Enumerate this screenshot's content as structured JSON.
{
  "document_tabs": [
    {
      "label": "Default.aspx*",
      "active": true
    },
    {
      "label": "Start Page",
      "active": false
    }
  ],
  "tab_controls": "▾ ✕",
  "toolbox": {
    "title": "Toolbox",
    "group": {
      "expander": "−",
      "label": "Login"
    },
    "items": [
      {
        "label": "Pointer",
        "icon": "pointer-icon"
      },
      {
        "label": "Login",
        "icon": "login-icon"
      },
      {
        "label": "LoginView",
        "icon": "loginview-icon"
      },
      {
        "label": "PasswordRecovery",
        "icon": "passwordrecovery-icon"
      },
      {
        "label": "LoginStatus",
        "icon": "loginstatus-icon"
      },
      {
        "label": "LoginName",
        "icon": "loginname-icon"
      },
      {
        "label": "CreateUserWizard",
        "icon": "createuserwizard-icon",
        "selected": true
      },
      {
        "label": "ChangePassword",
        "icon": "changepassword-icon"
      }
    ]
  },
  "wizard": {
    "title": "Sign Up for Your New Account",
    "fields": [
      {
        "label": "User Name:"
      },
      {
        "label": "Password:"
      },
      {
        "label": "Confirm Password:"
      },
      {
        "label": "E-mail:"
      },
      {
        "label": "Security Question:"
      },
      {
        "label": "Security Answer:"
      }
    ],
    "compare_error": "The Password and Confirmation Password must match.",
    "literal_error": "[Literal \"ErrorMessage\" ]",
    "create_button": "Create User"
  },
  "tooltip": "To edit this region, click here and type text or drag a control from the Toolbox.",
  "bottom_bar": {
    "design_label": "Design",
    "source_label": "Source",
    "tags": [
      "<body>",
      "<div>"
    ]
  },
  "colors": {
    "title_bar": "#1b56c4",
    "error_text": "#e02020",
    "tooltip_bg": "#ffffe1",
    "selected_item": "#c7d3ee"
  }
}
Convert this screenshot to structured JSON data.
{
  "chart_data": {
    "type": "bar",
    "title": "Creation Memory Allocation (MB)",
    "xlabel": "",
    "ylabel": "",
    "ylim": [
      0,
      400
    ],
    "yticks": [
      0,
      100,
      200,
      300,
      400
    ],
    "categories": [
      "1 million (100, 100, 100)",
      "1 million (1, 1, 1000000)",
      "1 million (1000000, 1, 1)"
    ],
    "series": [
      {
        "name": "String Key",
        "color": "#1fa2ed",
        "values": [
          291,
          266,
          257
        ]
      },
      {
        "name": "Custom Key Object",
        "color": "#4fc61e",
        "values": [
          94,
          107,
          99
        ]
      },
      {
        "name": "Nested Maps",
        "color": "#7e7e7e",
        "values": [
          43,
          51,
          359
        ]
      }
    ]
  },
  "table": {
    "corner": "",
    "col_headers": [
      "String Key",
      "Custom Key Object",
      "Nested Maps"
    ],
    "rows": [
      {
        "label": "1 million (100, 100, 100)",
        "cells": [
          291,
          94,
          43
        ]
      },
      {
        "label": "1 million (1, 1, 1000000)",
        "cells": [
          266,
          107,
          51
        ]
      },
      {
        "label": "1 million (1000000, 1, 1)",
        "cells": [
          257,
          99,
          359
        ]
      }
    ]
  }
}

*****

→ **What to produce**
Give all the records again. Match them exactly.

→ **Task response**
Enumerate this screenshot's content as structured JSON.
{
  "document_tabs": [
    {
      "label": "Default.aspx*",
      "active": true
    },
    {
      "label": "Start Page",
      "active": false
    }
  ],
  "tab_controls": "▾ ✕",
  "toolbox": {
    "title": "Toolbox",
    "group": {
      "expander": "−",
      "label": "Login"
    },
    "items": [
      {
        "label": "Pointer",
        "icon": "pointer-icon"
      },
      {
        "label": "Login",
        "icon": "login-icon"
      },
      {
        "label": "LoginView",
        "icon": "loginview-icon"
      },
      {
        "label": "PasswordRecovery",
        "icon": "passwordrecovery-icon"
      },
      {
        "label": "LoginStatus",
        "icon": "loginstatus-icon"
      },
      {
        "label": "LoginName",
        "icon": "loginname-icon"
      },
      {
        "label": "CreateUserWizard",
        "icon": "createuserwizard-icon",
        "selected": true
      },
      {
        "label": "ChangePassword",
        "icon": "changepassword-icon"
      }
    ]
  },
  "wizard": {
    "title": "Sign Up for Your New Account",
    "fields": [
      {
        "label": "User Name:"
      },
      {
        "label": "Password:"
      },
      {
        "label": "Confirm Password:"
      },
      {
        "label": "E-mail:"
      },
      {
        "label": "Security Question:"
      },
      {
        "label": "Security Answer:"
      }
    ],
    "compare_error": "The Password and Confirmation Password must match.",
    "literal_error": "[Literal \"ErrorMessage\" ]",
    "create_button": "Create User"
  },
  "tooltip": "To edit this region, click here and type text or drag a control from the Toolbox.",
  "bottom_bar": {
    "design_label": "Design",
    "source_label": "Source",
    "tags": [
      "<body>",
      "<div>"
    ]
  },
  "colors": {
    "title_bar": "#1b56c4",
    "error_text": "#e02020",
    "tooltip_bg": "#ffffe1",
    "selected_item": "#c7d3ee"
  }
}
Convert this screenshot to structured JSON data.
{
  "chart_data": {
    "type": "bar",
    "title": "Creation Memory Allocation (MB)",
    "xlabel": "",
    "ylabel": "",
    "ylim": [
      0,
      400
    ],
    "yticks": [
      0,
      100,
      200,
      300,
      400
    ],
    "categories": [
      "1 million (100, 100, 100)",
      "1 million (1, 1, 1000000)",
      "1 million (1000000, 1, 1)"
    ],
    "series": [
      {
        "name": "String Key",
        "color": "#1fa2ed",
        "values": [
          291,
          266,
          257
        ]
      },
      {
        "name": "Custom Key Object",
        "color": "#4fc61e",
        "values": [
          94,
          107,
          99
        ]
      },
      {
        "name": "Nested Maps",
        "color": "#7e7e7e",
        "values": [
          43,
          51,
          359
        ]
      }
    ]
  },
  "table": {
    "corner": "",
    "col_headers": [
      "String Key",
      "Custom Key Object",
      "Nested Maps"
    ],
    "rows": [
      {
        "label": "1 million (100, 100, 100)",
        "cells": [
          291,
          94,
          43
        ]
      },
      {
        "label": "1 million (1, 1, 1000000)",
        "cells": [
          266,
          107,
          51
        ]
      },
      {
        "label": "1 million (1000000, 1, 1)",
        "cells": [
          257,
          99,
          359
        ]
      }
    ]
  }
}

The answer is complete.